### TASK MATERIAL
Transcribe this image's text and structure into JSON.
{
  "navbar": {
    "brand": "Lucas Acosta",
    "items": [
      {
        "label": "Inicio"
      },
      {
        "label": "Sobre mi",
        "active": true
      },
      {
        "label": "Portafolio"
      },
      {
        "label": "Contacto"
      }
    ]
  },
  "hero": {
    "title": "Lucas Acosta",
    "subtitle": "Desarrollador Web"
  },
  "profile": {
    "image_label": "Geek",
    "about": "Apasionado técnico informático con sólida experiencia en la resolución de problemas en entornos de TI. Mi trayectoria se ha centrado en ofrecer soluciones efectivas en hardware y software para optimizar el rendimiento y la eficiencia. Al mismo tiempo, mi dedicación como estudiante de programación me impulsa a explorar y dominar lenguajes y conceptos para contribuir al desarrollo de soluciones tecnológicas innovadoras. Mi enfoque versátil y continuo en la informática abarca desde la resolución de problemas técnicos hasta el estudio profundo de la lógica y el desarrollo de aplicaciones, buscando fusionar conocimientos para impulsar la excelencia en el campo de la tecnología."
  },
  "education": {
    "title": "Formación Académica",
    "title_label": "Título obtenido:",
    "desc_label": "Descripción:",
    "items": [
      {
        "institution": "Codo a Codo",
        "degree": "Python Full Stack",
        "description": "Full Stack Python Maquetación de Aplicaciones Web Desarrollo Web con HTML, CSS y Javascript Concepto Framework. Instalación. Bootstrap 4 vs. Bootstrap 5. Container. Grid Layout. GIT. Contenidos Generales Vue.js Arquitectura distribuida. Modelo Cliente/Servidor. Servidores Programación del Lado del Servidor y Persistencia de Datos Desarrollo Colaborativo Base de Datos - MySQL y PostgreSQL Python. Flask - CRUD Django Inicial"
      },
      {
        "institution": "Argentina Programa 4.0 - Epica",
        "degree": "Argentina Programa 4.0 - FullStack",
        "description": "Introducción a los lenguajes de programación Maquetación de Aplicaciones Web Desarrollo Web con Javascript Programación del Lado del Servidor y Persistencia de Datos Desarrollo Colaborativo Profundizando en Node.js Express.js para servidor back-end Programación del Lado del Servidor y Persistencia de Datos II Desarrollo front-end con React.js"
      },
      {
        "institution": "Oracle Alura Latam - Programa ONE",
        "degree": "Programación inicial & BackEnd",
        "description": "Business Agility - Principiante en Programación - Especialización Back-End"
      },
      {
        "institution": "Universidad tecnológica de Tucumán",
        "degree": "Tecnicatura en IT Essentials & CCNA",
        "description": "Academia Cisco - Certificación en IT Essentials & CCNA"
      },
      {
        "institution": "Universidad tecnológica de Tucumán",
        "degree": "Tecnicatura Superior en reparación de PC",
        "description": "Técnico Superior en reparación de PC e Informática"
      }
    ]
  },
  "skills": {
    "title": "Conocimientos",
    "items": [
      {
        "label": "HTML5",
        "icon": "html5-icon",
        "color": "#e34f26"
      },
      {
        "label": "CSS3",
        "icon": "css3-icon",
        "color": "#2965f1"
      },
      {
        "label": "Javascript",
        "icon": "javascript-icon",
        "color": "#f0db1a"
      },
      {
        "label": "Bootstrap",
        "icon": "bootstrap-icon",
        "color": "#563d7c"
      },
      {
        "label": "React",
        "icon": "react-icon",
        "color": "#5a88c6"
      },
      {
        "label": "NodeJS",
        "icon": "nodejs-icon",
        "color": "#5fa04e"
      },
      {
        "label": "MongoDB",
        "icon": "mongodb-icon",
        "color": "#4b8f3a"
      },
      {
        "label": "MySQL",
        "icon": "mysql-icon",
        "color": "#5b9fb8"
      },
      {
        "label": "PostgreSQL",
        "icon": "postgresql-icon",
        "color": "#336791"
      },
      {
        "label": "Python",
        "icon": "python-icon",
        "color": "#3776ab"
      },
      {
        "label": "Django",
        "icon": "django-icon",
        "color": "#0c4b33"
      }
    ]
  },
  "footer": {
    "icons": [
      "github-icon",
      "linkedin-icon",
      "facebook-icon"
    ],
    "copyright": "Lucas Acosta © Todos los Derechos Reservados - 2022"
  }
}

### YOUR TASK
Above are some records. Print them all exactly.

### RESPONSE
Transcribe this image's text and structure into JSON.
{
  "navbar": {
    "brand": "Lucas Acosta",
    "items": [
      {
        "label": "Inicio"
      },
      {
        "label": "Sobre mi",
        "active": true
      },
      {
        "label": "Portafolio"
      },
      {
        "label": "Contacto"
      }
    ]
  },
  "hero": {
    "title": "Lucas Acosta",
    "subtitle": "Desarrollador Web"
  },
  "profile": {
    "image_label": "Geek",
    "about": "Apasionado técnico informático con sólida experiencia en la resolución de problemas en entornos de TI. Mi trayectoria se ha centrado en ofrecer soluciones efectivas en hardware y software para optimizar el rendimiento y la eficiencia. Al mismo tiempo, mi dedicación como estudiante de programación me impulsa a explorar y dominar lenguajes y conceptos para contribuir al desarrollo de soluciones tecnológicas innovadoras. Mi enfoque versátil y continuo en la informática abarca desde la resolución de problemas técnicos hasta el estudio profundo de la lógica y el desarrollo de aplicaciones, buscando fusionar conocimientos para impulsar la excelencia en el campo de la tecnología."
  },
  "education": {
    "title": "Formación Académica",
    "title_label": "Título obtenido:",
    "desc_label": "Descripción:",
    "items": [
      {
        "institution": "Codo a Codo",
        "degree": "Python Full Stack",
        "description": "Full Stack Python Maquetación de Aplicaciones Web Desarrollo Web con HTML, CSS y Javascript Concepto Framework. Instalación. Bootstrap 4 vs. Bootstrap 5. Container. Grid Layout. GIT. Contenidos Generales Vue.js Arquitectura distribuida. Modelo Cliente/Servidor. Servidores Programación del Lado del Servidor y Persistencia de Datos Desarrollo Colaborativo Base de Datos - MySQL y PostgreSQL Python. Flask - CRUD Django Inicial"
      },
      {
        "institution": "Argentina Programa 4.0 - Epica",
        "degree": "Argentina Programa 4.0 - FullStack",
        "description": "Introducción a los lenguajes de programación Maquetación de Aplicaciones Web Desarrollo Web con Javascript Programación del Lado del Servidor y Persistencia de Datos Desarrollo Colaborativo Profundizando en Node.js Express.js para servidor back-end Programación del Lado del Servidor y Persistencia de Datos II Desarrollo front-end con React.js"
      },
      {
        "institution": "Oracle Alura Latam - Programa ONE",
        "degree": "Programación inicial & BackEnd",
        "description": "Business Agility - Principiante en Programación - Especialización Back-End"
      },
      {
        "institution": "Universidad tecnológica de Tucumán",
        "degree": "Tecnicatura en IT Essentials & CCNA",
        "description": "Academia Cisco - Certificación en IT Essentials & CCNA"
      },
      {
        "institution": "Universidad tecnológica de Tucumán",
        "degree": "Tecnicatura Superior en reparación de PC",
        "description": "Técnico Superior en reparación de PC e Informática"
      }
    ]
  },
  "skills": {
    "title": "Conocimientos",
    "items": [
      {
        "label": "HTML5",
        "icon": "html5-icon",
        "color": "#e34f26"
      },
      {
        "label": "CSS3",
        "icon": "css3-icon",
        "color": "#2965f1"
      },
      {
        "label": "Javascript",
        "icon": "javascript-icon",
        "color": "#f0db1a"
      },
      {
        "label": "Bootstrap",
        "icon": "bootstrap-icon",
        "color": "#563d7c"
      },
      {
        "label": "React",
        "icon": "react-icon",
        "color": "#5a88c6"
      },
      {
        "label": "NodeJS",
        "icon": "nodejs-icon",
        "color": "#5fa04e"
      },
      {
        "label": "MongoDB",
        "icon": "mongodb-icon",
        "color": "#4b8f3a"
      },
      {
        "label": "MySQL",
        "icon": "mysql-icon",
        "color": "#5b9fb8"
      },
      {
        "label": "PostgreSQL",
        "icon": "postgresql-icon",
        "color": "#336791"
      },
      {
        "label": "Python",
        "icon": "python-icon",
        "color": "#3776ab"
      },
      {
        "label": "Django",
        "icon": "django-icon",
        "color": "#0c4b33"
      }
    ]
  },
  "footer": {
    "icons": [
      "github-icon",
      "linkedin-icon",
      "facebook-icon"
    ],
    "copyright": "Lucas Acosta © Todos los Derechos Reservados - 2022"
  }
}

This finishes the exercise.